* begin *

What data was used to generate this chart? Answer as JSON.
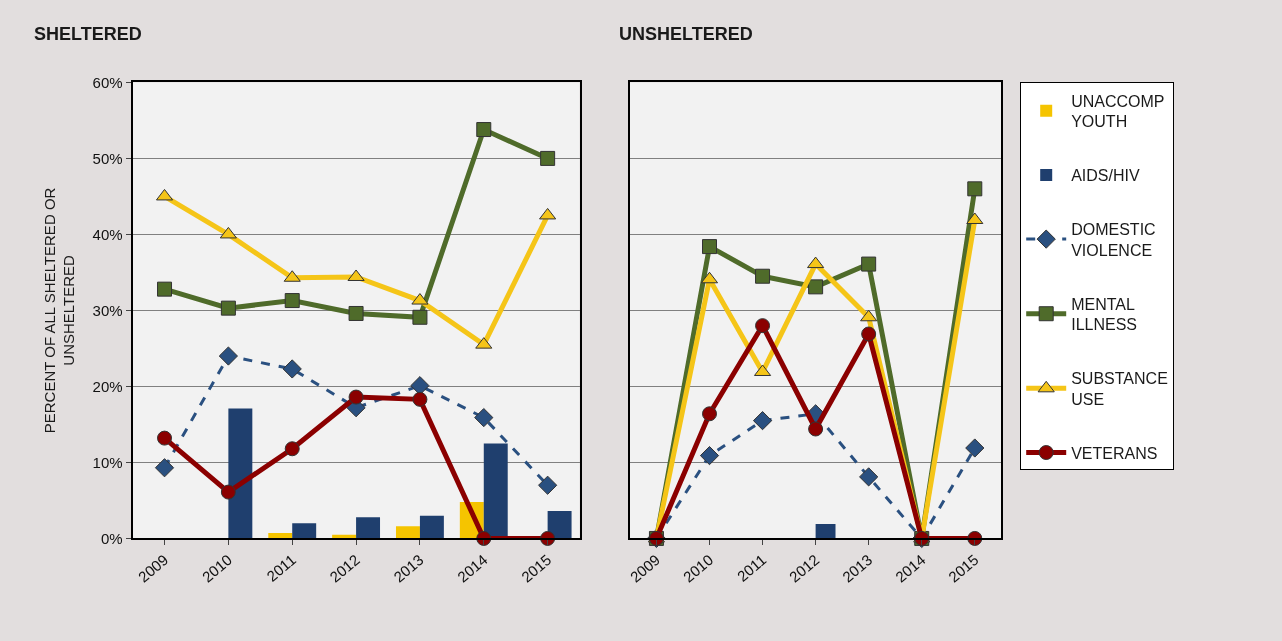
{
  "chart_data": [
    {
      "type": "line",
      "title": "SHELTERED",
      "ylabel": "PERCENT OF ALL SHELTERED OR UNSHELTERED",
      "categories": [
        "2009",
        "2010",
        "2011",
        "2012",
        "2013",
        "2014",
        "2015"
      ],
      "ylim": [
        0,
        60
      ],
      "yticks": [
        {
          "value": 0,
          "label": "0%"
        },
        {
          "value": 10,
          "label": "10%"
        },
        {
          "value": 20,
          "label": "20%"
        },
        {
          "value": 30,
          "label": "30%"
        },
        {
          "value": 40,
          "label": "40%"
        },
        {
          "value": 50,
          "label": "50%"
        },
        {
          "value": 60,
          "label": "60%"
        }
      ],
      "grid": "y",
      "series": [
        {
          "type": "bar",
          "color": "#f5c400",
          "values": [
            0,
            0,
            0.7,
            0.5,
            1.6,
            4.8,
            0
          ]
        },
        {
          "type": "bar",
          "color": "#1f3f6e",
          "values": [
            0,
            17.1,
            2.0,
            2.8,
            3.0,
            12.5,
            3.6
          ]
        },
        {
          "color": "#2a5080",
          "marker": "diamond",
          "line_style": "dashed",
          "values": [
            9.3,
            24.0,
            22.3,
            17.2,
            20.1,
            15.9,
            7.0
          ]
        },
        {
          "color": "#4f6b2a",
          "marker": "square",
          "line_style": "solid",
          "values": [
            32.8,
            30.3,
            31.3,
            29.6,
            29.1,
            53.8,
            50.0
          ]
        },
        {
          "color": "#f5c518",
          "marker": "triangle",
          "line_style": "solid",
          "values": [
            45.0,
            40.0,
            34.3,
            34.4,
            31.3,
            25.5,
            42.5
          ]
        },
        {
          "color": "#8b0000",
          "marker": "circle",
          "line_style": "solid",
          "values": [
            13.2,
            6.1,
            11.8,
            18.6,
            18.3,
            0,
            0
          ]
        }
      ]
    },
    {
      "type": "line",
      "title": "UNSHELTERED",
      "categories": [
        "2009",
        "2010",
        "2011",
        "2012",
        "2013",
        "2014",
        "2015"
      ],
      "ylim": [
        0,
        60
      ],
      "yticks": [
        {
          "value": 0,
          "label": null
        },
        {
          "value": 10,
          "label": null
        },
        {
          "value": 20,
          "label": null
        },
        {
          "value": 30,
          "label": null
        },
        {
          "value": 40,
          "label": null
        },
        {
          "value": 50,
          "label": null
        },
        {
          "value": 60,
          "label": null
        }
      ],
      "grid": "y",
      "tick_labels": "x",
      "legend": "right",
      "series": [
        {
          "name": "UNACCOMP YOUTH",
          "type": "bar",
          "color": "#f5c400",
          "values": [
            0,
            0,
            0,
            0,
            0,
            0,
            0
          ]
        },
        {
          "name": "AIDS/HIV",
          "type": "bar",
          "color": "#1f3f6e",
          "values": [
            0,
            0,
            0,
            1.9,
            0,
            0,
            0
          ]
        },
        {
          "name": "DOMESTIC VIOLENCE",
          "color": "#2a5080",
          "marker": "diamond",
          "line_style": "dashed",
          "values": [
            0,
            10.9,
            15.5,
            16.4,
            8.1,
            0,
            11.9
          ]
        },
        {
          "name": "MENTAL ILLNESS",
          "color": "#4f6b2a",
          "marker": "square",
          "line_style": "solid",
          "values": [
            0,
            38.4,
            34.5,
            33.1,
            36.1,
            0,
            46.0
          ]
        },
        {
          "name": "SUBSTANCE USE",
          "color": "#f5c518",
          "marker": "triangle",
          "line_style": "solid",
          "values": [
            0,
            34.1,
            21.9,
            36.1,
            29.1,
            0,
            41.9
          ]
        },
        {
          "name": "VETERANS",
          "color": "#8b0000",
          "marker": "circle",
          "line_style": "solid",
          "values": [
            0,
            16.4,
            28.0,
            14.4,
            26.9,
            0,
            0
          ]
        }
      ]
    }
  ]
}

* end *

Directions for this task = Give only the number of lines in the material above that hold the word "UNSHELTERED".

Response = 2